▸ **Written exercise**:
Find the lines that include the string "Randall" and report how many there are. Give no other text.

* begin Exercise material *

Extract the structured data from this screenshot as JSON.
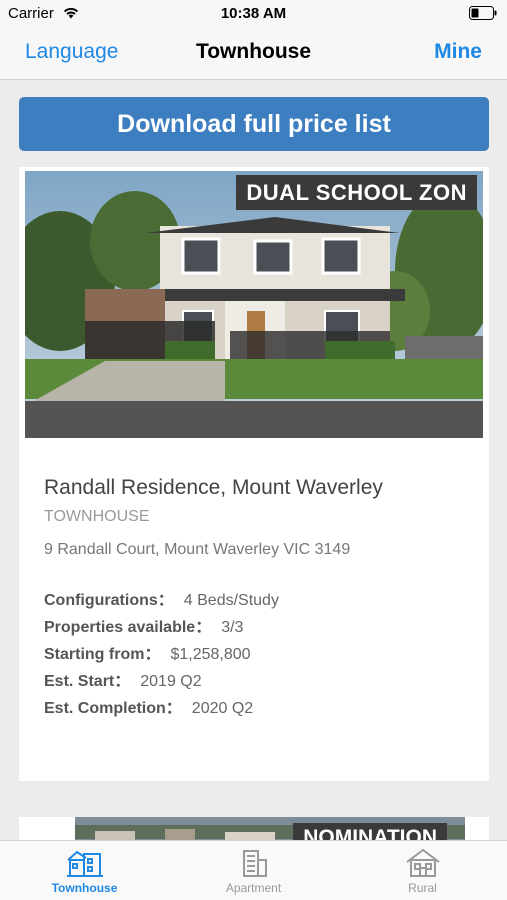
{
  "status": {
    "carrier": "Carrier",
    "time": "10:38 AM"
  },
  "nav": {
    "left": "Language",
    "title": "Townhouse",
    "right": "Mine"
  },
  "download_label": "Download full price list",
  "listing": {
    "tag": "DUAL SCHOOL ZON",
    "title": "Randall Residence, Mount Waverley",
    "type": "TOWNHOUSE",
    "address": "9 Randall Court, Mount Waverley VIC 3149",
    "details": [
      {
        "label": "Configurations：",
        "value": "4 Beds/Study"
      },
      {
        "label": "Properties available：",
        "value": "3/3"
      },
      {
        "label": "Starting from：",
        "value": "$1,258,800"
      },
      {
        "label": "Est. Start：",
        "value": "2019 Q2"
      },
      {
        "label": "Est. Completion：",
        "value": "2020 Q2"
      }
    ]
  },
  "next_listing": {
    "tag": "NOMINATION"
  },
  "tabs": [
    {
      "label": "Townhouse",
      "icon": "townhouse-icon",
      "active": true
    },
    {
      "label": "Apartment",
      "icon": "apartment-icon",
      "active": false
    },
    {
      "label": "Rural",
      "icon": "rural-house-icon",
      "active": false
    }
  ],
  "colors": {
    "accent": "#1e88e5",
    "button": "#3c7ec0",
    "tag_bg": "#3a3a3a"
  }
}
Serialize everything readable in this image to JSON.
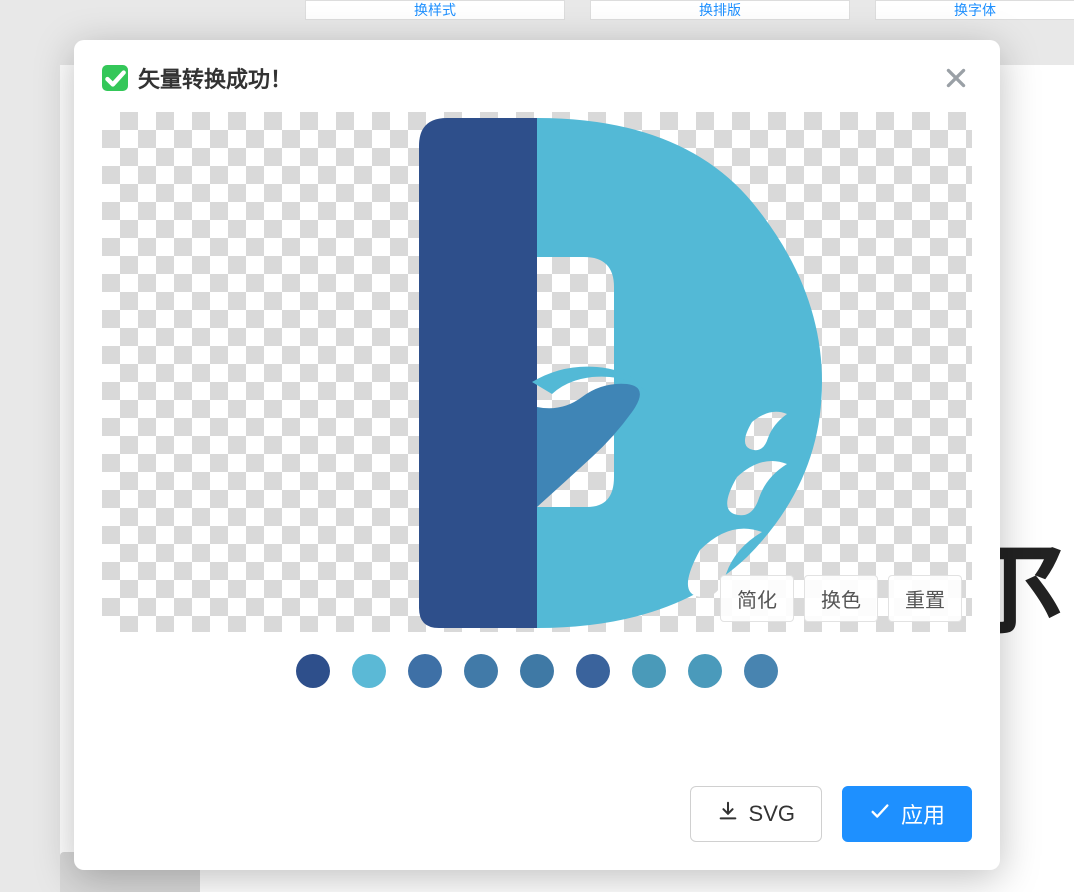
{
  "background": {
    "tab1": "换样式",
    "tab2": "换排版",
    "tab3": "换字体",
    "glyph": "尔"
  },
  "modal": {
    "title": "矢量转换成功！",
    "overlay": {
      "simplify": "简化",
      "recolor": "换色",
      "reset": "重置"
    },
    "footer": {
      "svg_label": "SVG",
      "apply_label": "应用"
    }
  },
  "palette": [
    "#2e4f8b",
    "#5bb9d6",
    "#3e70a6",
    "#417aa8",
    "#3f79a5",
    "#3a639c",
    "#4a9ab9",
    "#4a9abb",
    "#4884b0"
  ],
  "logo": {
    "dark": "#2e4f8b",
    "light": "#53b9d6"
  }
}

* end Exercise material *

▸ **Answer to this problem**:
2